[start]
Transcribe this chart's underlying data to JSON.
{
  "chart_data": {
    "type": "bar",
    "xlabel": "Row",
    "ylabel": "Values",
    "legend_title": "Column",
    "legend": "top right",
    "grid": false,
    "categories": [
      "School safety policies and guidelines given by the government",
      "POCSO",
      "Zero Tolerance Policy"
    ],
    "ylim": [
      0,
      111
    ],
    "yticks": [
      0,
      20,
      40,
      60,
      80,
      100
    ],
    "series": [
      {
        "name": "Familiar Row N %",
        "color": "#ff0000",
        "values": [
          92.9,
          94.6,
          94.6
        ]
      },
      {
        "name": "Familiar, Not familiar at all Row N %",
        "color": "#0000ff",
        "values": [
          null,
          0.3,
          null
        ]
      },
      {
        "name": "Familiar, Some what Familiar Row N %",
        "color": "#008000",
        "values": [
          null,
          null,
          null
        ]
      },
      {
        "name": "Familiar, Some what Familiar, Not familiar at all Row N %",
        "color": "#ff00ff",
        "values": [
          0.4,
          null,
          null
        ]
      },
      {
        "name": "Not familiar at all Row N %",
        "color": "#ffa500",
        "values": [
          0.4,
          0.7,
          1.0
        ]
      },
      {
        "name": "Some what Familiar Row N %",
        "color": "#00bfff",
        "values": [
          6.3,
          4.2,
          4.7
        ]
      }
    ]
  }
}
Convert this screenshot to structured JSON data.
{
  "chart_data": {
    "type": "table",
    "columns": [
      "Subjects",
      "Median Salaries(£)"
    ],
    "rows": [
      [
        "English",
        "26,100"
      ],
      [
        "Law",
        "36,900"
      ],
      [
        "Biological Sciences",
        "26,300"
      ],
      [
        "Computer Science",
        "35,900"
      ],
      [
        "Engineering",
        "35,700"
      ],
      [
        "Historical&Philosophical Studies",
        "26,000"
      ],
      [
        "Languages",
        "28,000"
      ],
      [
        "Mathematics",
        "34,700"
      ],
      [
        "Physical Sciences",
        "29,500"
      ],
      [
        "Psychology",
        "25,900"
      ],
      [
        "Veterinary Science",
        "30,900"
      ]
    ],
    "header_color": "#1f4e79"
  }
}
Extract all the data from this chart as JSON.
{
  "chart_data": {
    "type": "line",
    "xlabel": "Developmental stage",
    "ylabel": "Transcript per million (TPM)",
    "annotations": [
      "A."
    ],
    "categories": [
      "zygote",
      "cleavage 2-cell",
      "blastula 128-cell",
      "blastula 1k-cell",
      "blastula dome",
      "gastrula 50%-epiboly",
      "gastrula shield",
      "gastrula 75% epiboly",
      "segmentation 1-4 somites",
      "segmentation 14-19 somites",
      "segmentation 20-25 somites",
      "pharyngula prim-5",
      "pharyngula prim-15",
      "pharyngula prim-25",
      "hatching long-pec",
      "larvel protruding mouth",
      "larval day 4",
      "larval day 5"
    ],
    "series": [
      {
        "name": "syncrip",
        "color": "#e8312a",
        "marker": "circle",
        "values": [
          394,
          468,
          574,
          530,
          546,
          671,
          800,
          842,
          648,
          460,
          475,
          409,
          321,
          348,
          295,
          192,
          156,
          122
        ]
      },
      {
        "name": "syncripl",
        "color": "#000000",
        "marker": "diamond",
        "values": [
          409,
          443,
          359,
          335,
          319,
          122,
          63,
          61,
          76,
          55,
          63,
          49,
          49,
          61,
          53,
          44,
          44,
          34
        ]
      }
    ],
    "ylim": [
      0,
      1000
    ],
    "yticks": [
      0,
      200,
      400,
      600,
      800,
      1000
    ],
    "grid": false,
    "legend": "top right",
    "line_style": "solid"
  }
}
[end]
THE TASK:
Pull out every line above that holds the word "Sciences".

EXPECTED ANSWER:
        "Biological Sciences",
        "Physical Sciences",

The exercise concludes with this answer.